• **Quoted passage**
Japanese car manufacturing giant Toyota has partnered with a blockchain advertising analytics firm in order to cut down on fraud when buying digital ads.

The company, Lucidity offers Toyota an enhanced solution that helps it to control its advertising campaigns, cut back on wasted spending and offer more transparency in a US market currently estimated to be worth $15 billion in 2018.

Since the partnership, Toyota reports that the company website is now able to flag sites and apps with a high level of impression and click discrepancy, identifying the possibility of fraud or bot infiltration. This was an area which was previously lacking in Toyota’s tracking system, according to Nancy Inouye, Media Director at Toyota Motor North America. She commented that the company, “wanted to go deeper into the programmatic space in particular because it is an area [where] quite frankly, we don’t have transparency and visibility:”

“We are in discussions to take it to the next step and [test] further with additional campaigns for a longer period of time. We feel that if we go longer we would see stronger results,” she added.

• **Parts of the exercise**
**A.** Condense the paragraph of the Toyota ad fraud article that begins "The company, Lucidity offers" into one shorter sentence, keeping its main facts.
**B.** Reproduce the Toyota ad fraud article word for word, starting with "The company, Lucidity" and going on through "billion in 2018.".

• **Data block**
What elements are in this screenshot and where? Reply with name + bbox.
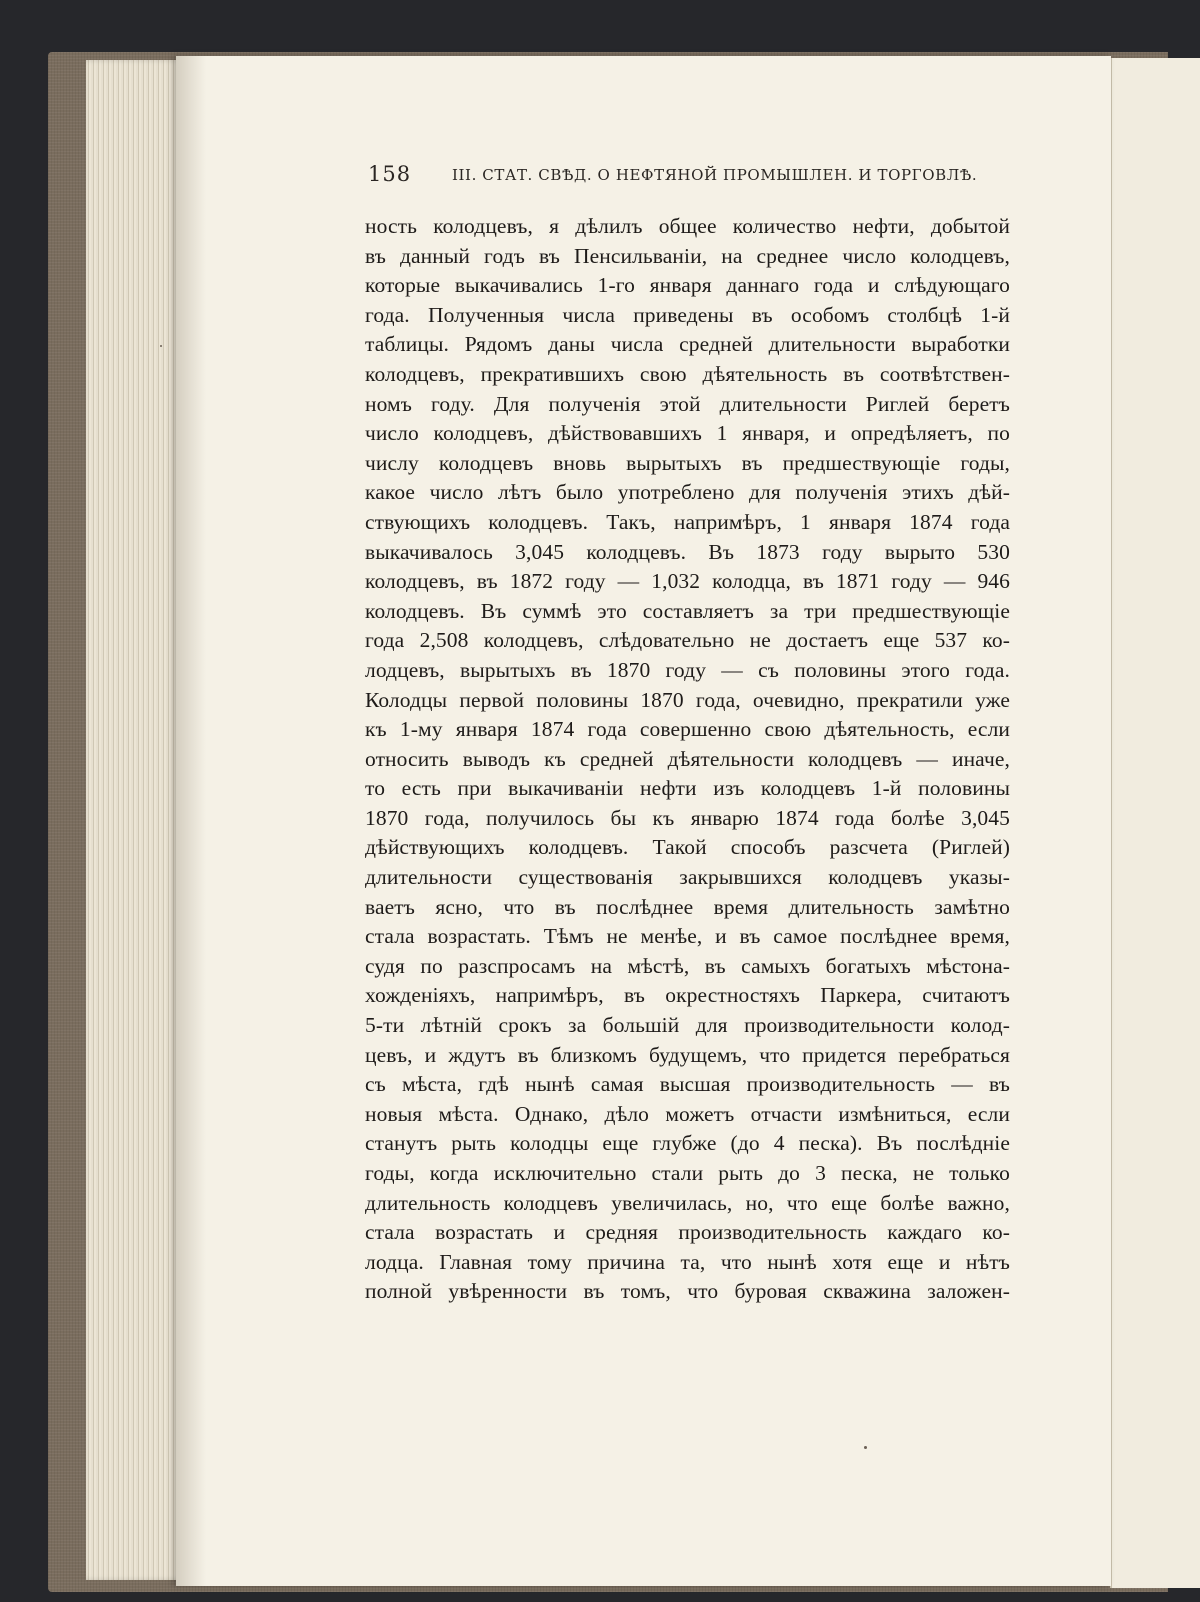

• **Per-task answers**
**A.** Lucidity gives Toyota a better way to control its ad campaigns, reduce wasted spending, and gain more transparency in a US market estimated to be worth $15 billion in 2018.

**B.**
The company, Lucidity offers Toyota an enhanced solution that helps it to control its advertising campaigns, cut back on wasted spending and offer more transparency in a US market currently estimated to be worth $15 billion in 2018.